Problem description: Identify each line below that contains the word "true", and copy it out.

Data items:
□ □ □ □ □

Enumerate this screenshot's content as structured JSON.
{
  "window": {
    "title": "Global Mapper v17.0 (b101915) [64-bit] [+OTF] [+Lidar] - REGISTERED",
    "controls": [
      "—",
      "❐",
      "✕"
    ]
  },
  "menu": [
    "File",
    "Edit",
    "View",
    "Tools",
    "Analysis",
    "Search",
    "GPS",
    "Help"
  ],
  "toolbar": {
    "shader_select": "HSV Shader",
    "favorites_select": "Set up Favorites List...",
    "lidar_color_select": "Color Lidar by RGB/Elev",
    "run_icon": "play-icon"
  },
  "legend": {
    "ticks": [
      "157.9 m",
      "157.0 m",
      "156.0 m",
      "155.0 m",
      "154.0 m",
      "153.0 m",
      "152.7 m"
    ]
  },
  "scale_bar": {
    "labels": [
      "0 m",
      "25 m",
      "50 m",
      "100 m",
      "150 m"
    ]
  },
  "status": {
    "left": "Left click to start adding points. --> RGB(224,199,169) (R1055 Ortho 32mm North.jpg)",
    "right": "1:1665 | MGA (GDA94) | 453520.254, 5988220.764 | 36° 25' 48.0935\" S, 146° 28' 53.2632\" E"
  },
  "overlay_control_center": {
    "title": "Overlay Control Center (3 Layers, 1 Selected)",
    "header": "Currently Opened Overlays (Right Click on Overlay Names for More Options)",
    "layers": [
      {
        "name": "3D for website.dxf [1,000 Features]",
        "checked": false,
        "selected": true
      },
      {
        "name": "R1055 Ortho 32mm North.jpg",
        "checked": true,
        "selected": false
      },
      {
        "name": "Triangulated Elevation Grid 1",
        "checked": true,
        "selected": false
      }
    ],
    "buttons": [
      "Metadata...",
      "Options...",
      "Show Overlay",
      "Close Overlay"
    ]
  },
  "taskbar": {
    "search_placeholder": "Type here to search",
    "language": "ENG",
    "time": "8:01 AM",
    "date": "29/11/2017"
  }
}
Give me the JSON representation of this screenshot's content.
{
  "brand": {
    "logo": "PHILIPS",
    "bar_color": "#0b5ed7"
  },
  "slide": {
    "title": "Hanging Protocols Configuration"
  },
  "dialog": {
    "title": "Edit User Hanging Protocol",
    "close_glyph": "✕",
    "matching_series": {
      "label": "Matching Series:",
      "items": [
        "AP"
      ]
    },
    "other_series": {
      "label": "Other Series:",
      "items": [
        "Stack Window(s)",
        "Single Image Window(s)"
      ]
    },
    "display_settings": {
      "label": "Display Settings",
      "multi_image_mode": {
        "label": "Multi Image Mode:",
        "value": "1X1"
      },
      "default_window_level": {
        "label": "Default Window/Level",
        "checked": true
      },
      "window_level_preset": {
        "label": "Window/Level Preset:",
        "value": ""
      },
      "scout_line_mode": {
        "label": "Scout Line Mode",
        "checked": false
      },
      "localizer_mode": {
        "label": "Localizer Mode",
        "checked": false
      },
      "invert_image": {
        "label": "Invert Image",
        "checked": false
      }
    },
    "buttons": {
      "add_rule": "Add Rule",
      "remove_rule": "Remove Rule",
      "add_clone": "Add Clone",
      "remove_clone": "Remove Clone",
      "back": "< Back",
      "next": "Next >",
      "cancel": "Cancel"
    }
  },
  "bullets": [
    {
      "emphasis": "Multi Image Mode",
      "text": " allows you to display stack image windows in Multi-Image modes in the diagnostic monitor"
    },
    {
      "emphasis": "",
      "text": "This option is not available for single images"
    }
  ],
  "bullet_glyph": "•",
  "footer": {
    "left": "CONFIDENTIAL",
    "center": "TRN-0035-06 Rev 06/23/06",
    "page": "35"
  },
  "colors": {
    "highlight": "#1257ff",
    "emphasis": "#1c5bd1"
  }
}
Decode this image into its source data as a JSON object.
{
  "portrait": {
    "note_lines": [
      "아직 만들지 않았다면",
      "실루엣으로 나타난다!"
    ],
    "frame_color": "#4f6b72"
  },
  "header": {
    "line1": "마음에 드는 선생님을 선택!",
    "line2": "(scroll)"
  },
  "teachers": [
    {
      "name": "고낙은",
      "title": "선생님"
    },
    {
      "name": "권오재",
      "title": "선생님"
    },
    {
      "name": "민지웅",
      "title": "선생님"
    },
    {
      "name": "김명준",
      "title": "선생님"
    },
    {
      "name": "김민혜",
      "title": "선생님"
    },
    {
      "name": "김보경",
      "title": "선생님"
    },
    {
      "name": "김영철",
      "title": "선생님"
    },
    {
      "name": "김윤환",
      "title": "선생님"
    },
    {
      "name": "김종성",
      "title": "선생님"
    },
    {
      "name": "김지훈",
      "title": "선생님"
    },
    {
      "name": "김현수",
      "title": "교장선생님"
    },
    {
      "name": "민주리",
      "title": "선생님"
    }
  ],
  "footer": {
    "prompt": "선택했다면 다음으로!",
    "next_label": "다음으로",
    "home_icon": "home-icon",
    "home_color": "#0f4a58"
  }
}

□ □ □ □ □

Written response:
        "selected": true
        "checked": true,
        "checked": true,
        "checked": true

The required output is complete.